What is asked: Check every line of the entries that follow, and copy the ones containing "اليمن".

>> begin

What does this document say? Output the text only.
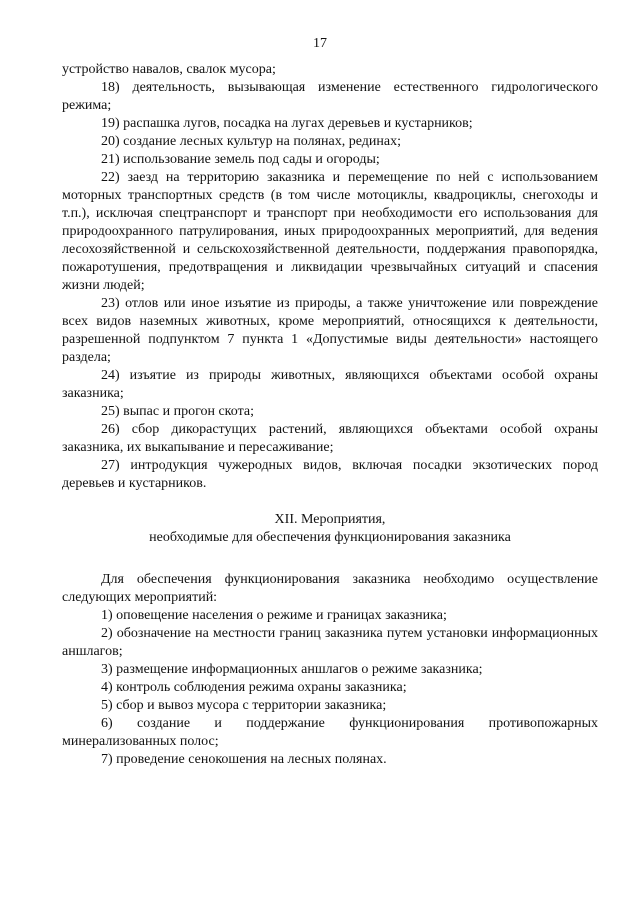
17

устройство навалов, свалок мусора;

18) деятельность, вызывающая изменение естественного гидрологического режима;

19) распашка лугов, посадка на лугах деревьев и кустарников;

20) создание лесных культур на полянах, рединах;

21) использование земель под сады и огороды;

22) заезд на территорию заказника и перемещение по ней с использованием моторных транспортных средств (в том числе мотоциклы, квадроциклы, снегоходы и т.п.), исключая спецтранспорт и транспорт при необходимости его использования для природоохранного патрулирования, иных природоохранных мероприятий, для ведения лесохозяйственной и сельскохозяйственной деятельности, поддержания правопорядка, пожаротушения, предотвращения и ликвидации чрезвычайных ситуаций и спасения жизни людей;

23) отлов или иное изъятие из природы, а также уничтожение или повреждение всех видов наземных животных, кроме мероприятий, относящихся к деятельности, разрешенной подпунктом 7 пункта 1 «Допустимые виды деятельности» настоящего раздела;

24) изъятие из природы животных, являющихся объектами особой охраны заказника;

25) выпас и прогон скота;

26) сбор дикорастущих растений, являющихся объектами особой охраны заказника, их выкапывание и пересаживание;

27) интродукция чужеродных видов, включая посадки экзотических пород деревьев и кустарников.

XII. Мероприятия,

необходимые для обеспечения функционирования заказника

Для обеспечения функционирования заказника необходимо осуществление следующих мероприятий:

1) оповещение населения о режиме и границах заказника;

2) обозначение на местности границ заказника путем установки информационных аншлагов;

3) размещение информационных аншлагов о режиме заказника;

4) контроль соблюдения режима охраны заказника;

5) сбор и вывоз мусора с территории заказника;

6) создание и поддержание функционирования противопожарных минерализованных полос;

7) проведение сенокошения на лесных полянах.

>> end
>> begin

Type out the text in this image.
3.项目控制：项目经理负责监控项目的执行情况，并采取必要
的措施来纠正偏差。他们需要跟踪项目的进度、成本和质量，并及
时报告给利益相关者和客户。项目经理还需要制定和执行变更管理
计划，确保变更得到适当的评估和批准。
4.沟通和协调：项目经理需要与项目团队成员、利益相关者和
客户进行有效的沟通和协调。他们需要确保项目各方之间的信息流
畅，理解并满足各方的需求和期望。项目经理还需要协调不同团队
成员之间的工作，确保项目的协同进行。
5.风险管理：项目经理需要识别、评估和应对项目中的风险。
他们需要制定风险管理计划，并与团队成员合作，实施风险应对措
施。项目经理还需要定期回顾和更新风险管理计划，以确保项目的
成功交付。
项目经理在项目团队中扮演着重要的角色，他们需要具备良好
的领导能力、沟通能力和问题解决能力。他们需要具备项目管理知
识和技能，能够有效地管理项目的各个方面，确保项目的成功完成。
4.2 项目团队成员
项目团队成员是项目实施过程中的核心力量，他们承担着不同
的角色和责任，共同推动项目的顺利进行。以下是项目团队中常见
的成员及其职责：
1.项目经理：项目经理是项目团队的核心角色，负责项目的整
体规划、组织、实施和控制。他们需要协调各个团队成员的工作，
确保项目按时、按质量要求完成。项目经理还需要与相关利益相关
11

>> end
>> begin

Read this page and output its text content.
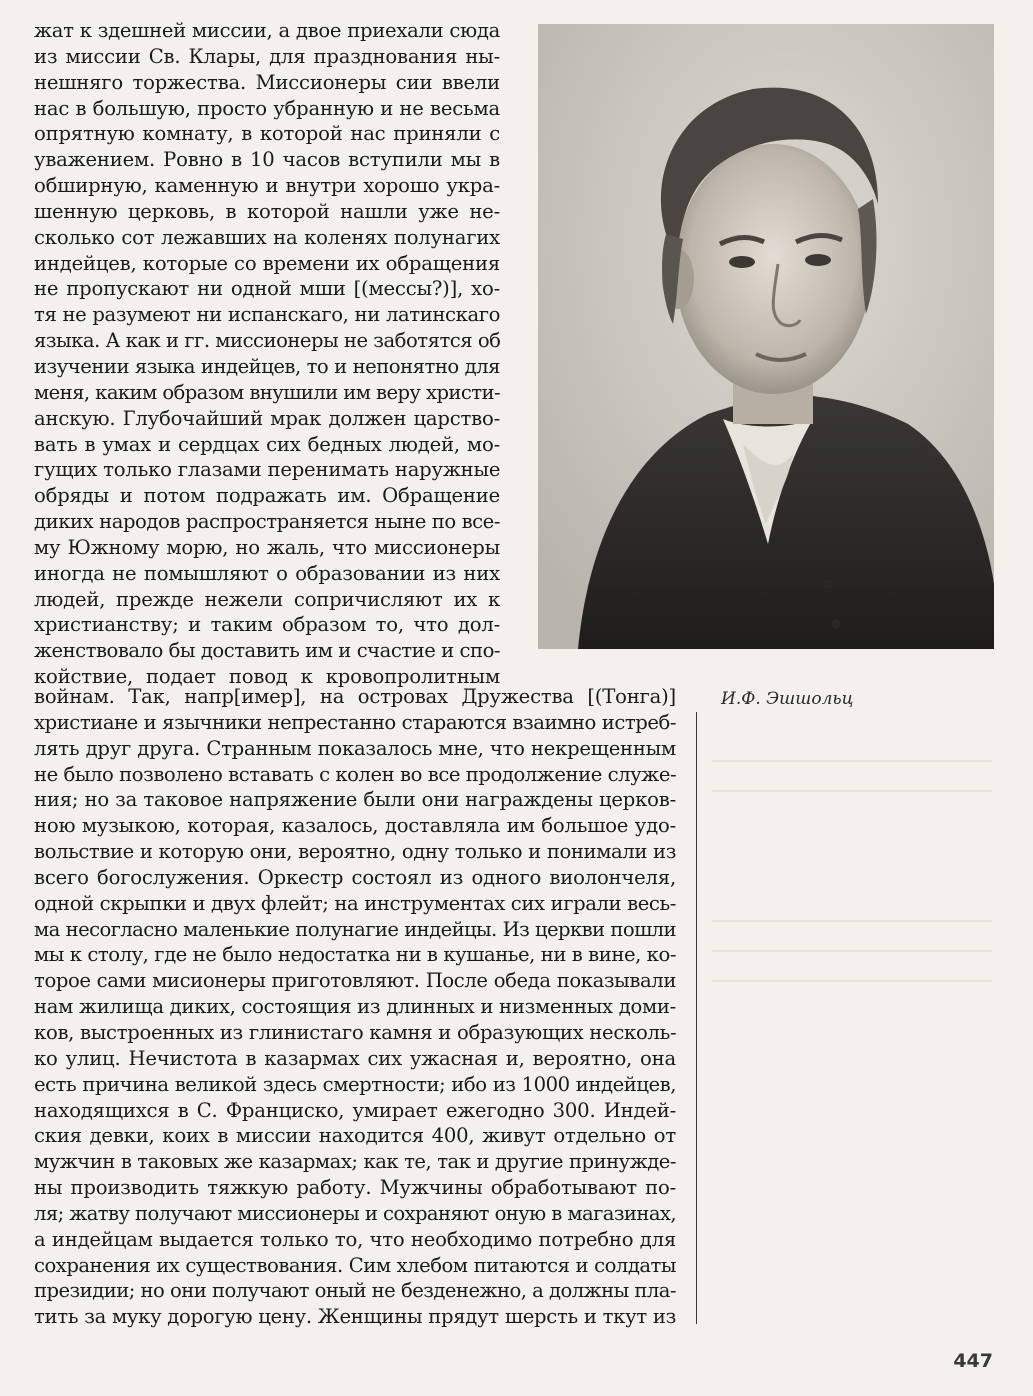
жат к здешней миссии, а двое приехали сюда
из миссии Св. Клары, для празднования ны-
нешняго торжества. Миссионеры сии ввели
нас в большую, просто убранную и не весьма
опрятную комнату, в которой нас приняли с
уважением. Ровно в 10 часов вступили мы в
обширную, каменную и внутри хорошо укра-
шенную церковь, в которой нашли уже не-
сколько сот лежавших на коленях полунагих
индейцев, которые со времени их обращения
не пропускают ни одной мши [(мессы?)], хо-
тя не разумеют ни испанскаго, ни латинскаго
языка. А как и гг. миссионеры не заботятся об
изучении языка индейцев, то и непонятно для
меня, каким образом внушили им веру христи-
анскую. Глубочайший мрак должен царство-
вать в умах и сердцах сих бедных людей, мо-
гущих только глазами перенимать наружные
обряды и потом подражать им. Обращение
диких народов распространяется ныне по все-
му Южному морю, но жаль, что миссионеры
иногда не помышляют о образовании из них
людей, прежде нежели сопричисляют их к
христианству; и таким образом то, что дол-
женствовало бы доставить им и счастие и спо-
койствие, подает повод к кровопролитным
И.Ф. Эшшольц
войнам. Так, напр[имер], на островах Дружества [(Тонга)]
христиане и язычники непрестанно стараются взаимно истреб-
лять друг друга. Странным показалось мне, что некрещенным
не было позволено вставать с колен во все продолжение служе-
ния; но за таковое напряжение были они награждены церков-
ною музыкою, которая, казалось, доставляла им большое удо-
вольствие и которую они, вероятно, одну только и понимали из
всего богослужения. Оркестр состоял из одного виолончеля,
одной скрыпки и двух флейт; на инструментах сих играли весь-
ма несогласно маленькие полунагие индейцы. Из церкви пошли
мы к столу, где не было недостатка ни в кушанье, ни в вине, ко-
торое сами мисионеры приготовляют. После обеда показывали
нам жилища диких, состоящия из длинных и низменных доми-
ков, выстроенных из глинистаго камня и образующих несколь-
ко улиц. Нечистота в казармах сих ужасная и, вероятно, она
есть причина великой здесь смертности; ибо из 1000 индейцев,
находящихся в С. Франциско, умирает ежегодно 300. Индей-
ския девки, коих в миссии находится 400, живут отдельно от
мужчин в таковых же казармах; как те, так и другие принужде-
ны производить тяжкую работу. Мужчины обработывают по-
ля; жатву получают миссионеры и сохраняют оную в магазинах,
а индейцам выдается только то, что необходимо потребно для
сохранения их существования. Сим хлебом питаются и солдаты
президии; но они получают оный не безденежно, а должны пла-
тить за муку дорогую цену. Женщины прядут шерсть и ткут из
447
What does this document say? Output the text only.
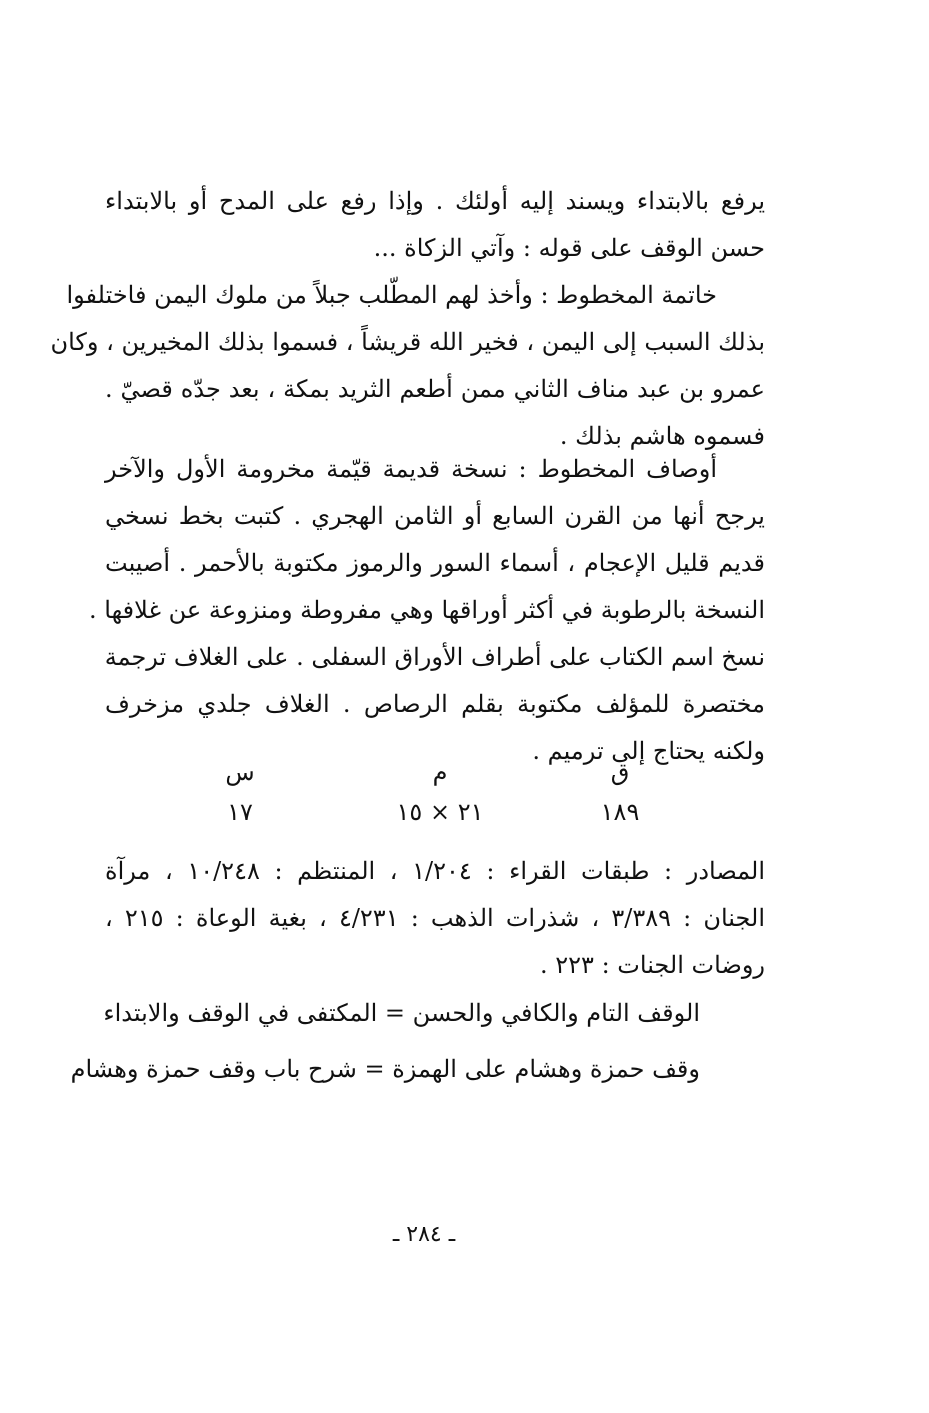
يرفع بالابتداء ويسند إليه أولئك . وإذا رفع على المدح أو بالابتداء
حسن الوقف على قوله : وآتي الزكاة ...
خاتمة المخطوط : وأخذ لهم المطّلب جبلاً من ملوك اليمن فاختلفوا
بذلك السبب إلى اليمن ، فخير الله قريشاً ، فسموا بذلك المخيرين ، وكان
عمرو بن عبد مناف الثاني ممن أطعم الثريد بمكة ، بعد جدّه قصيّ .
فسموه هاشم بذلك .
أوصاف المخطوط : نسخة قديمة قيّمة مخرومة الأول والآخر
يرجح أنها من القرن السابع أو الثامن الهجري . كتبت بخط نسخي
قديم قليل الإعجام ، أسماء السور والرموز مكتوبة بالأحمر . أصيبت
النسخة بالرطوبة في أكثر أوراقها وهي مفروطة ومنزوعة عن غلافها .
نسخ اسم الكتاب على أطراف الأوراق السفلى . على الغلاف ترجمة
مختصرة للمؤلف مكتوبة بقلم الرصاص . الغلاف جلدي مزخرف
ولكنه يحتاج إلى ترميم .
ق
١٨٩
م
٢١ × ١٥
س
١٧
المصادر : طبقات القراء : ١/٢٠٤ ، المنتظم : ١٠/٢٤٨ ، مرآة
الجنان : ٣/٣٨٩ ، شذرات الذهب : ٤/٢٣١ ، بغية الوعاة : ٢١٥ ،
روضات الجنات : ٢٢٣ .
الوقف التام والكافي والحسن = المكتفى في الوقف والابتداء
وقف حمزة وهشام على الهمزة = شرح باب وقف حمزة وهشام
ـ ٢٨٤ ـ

>> end

Expected answer:
خاتمة المخطوط : وأخذ لهم المطّلب جبلاً من ملوك اليمن فاختلفوا
بذلك السبب إلى اليمن ، فخير الله قريشاً ، فسموا بذلك المخيرين ، وكان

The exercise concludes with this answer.